**Required task**
Of the lines listed below, how many contain the string "участка"? Answer with the number alone.

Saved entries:
>> Begin

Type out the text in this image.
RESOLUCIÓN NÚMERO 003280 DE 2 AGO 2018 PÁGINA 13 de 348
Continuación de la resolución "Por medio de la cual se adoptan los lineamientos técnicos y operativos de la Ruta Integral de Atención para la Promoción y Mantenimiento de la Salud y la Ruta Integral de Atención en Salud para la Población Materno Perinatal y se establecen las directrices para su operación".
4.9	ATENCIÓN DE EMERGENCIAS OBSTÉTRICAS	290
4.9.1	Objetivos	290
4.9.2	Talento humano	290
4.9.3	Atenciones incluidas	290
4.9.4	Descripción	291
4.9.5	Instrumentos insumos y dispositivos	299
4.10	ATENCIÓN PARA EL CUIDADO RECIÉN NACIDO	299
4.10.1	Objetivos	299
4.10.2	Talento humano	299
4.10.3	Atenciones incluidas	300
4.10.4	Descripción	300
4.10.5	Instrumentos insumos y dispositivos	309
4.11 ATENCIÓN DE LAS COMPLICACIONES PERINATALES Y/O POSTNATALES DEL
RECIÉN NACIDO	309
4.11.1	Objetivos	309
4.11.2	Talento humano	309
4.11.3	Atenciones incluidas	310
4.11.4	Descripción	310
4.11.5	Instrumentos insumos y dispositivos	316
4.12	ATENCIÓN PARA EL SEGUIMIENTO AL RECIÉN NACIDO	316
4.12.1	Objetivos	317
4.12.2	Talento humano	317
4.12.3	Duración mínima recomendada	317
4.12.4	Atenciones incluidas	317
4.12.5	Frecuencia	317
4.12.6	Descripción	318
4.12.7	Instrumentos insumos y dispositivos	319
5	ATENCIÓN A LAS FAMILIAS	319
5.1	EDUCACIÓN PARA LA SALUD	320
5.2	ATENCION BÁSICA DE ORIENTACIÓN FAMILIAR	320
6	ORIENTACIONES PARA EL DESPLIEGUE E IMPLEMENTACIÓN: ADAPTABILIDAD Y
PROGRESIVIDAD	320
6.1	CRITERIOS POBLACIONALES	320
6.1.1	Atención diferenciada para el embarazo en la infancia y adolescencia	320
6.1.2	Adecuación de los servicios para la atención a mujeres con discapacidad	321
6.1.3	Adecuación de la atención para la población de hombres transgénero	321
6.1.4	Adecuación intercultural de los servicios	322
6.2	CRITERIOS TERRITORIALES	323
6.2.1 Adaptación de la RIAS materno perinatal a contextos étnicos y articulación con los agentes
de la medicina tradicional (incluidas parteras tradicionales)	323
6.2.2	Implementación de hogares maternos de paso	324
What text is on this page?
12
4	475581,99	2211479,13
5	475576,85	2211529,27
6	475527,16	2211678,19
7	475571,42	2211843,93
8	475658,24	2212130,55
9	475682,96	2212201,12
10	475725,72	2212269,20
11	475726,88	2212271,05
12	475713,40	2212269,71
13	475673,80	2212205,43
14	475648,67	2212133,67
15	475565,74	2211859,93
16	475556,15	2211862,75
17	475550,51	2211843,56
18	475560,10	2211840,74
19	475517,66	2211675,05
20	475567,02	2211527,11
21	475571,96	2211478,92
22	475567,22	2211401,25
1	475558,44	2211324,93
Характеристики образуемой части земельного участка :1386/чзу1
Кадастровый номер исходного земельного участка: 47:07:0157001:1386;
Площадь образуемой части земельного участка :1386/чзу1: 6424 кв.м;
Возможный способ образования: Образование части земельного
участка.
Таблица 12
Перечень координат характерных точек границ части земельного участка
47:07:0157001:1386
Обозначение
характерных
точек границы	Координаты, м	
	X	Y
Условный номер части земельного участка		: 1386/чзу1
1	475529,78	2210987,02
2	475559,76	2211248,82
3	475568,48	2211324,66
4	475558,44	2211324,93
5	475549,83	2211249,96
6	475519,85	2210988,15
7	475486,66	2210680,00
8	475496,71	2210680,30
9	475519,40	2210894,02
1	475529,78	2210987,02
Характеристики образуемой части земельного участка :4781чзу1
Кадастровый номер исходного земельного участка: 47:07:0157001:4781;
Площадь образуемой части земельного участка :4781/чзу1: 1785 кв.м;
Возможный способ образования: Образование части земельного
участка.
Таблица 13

>> End

**Response to the task**
10